ARTICLE
★ ★ ★ ★

[LeetCode] 1293. Shortest Path in a Grid with Obstacles Elimination

You are given an m x n integer matrix grid where each cell is either 0 (empty) or 1 (obstacle). You can move up, down, left, or right from and to an empty cell in one step.

Return the minimum number of steps to walk from the upper left corner (0, 0) to the lower right corner (m - 1, n - 1) given that you can eliminate at most k obstacles. If it is not possible to find such walk return -1.

Example 1:

Input: grid = [[0,0,0],[1,1,0],[0,0,0],[0,1,1],[0,0,0]], k = 1
Output: 6
Explanation: 
The shortest path without eliminating any obstacle is 10.

★ ★ ★ ★

TASK LIST
A. Find every line in the records below that contains the string "Dont" and copy each one. Matching is case-sensitive.
B. Carry on the LeetCode problem about the shortest grid path with obstacle elimination, starting right after its last sentence.

Part of a data file:
★ ★ ★ ★

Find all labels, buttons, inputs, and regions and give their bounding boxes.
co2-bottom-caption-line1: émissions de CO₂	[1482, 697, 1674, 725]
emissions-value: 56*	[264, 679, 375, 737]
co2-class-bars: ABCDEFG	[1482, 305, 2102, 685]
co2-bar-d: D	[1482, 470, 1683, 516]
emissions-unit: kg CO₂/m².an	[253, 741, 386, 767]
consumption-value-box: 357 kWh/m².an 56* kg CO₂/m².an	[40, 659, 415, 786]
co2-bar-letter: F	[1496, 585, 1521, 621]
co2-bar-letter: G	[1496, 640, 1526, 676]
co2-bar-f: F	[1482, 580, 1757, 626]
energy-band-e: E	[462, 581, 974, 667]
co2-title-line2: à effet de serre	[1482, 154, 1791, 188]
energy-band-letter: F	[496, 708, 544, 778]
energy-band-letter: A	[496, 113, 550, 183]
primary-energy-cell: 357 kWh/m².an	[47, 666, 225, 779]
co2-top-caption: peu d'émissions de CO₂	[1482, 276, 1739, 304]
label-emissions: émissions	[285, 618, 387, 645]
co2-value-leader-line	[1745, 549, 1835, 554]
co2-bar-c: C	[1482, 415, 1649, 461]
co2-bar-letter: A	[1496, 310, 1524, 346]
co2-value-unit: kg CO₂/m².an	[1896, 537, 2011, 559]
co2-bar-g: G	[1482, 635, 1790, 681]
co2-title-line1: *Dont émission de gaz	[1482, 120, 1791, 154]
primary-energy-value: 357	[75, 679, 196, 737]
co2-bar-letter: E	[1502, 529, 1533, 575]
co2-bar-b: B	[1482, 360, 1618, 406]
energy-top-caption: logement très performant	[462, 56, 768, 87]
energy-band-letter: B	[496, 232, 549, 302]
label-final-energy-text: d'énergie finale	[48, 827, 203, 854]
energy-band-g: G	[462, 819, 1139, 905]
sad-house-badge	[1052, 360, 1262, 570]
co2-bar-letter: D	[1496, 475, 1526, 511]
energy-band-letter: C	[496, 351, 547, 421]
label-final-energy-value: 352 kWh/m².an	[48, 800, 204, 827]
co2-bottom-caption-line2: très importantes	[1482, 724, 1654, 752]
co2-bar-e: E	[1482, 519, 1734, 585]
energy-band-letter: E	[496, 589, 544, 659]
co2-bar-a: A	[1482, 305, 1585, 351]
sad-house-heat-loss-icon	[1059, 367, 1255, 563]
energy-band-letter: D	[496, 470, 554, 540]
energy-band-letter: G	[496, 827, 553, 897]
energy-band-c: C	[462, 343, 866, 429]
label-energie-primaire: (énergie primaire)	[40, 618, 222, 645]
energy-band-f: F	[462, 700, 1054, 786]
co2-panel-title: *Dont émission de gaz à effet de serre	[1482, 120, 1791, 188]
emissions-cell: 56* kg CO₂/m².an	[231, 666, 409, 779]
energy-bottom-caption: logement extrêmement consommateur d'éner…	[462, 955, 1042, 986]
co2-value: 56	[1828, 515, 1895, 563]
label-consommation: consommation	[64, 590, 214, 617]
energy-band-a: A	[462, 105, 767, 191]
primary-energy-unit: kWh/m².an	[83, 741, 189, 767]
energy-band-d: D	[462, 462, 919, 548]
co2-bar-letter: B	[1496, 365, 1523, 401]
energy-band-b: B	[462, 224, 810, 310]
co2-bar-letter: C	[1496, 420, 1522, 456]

★ ★ ★ ★

THE RESPONSES
A.
co2-title-line1: *Dont émission de gaz	[1482, 120, 1791, 154]
co2-panel-title: *Dont émission de gaz à effet de serre	[1482, 120, 1791, 188]

B.
The shortest path with one obstacle elimination at position (3,2) is 6. Such path is (0,0) -> (0,1) -> (0,2) -> (1,2) -> (2,2) -> (3,2) -> (4,2).

Example 2:

Input: grid = [[0,1,1],[1,1,1],[1,0,0]], k = 1
Output: -1
Explanation: We need to eliminate at least two obstacles to find such a walk.

Constraints:

• m == grid.length
• n == grid[i].length
• 1 <= m, n <= 40
• 1 <= k <= m * n
• grid[i][j] is either 0 or 1.
• grid[0][0] == grid[m - 1][n - 1] == 0

网格中的最短路径。

给你一个 m * n 的网格，其中每个单元格不是 0（空）就是 1（障碍物）。每一步，您都可以在空白单元格中上、下、左、右移动。

如果您 最多 可以消除 k 个障碍物，请找出从左上角 (0, 0) 到右下角 (m-1, n-1) 的最短路径，并返回通过该路径所需的步数。如果找不到这样的路径，则返回 -1 。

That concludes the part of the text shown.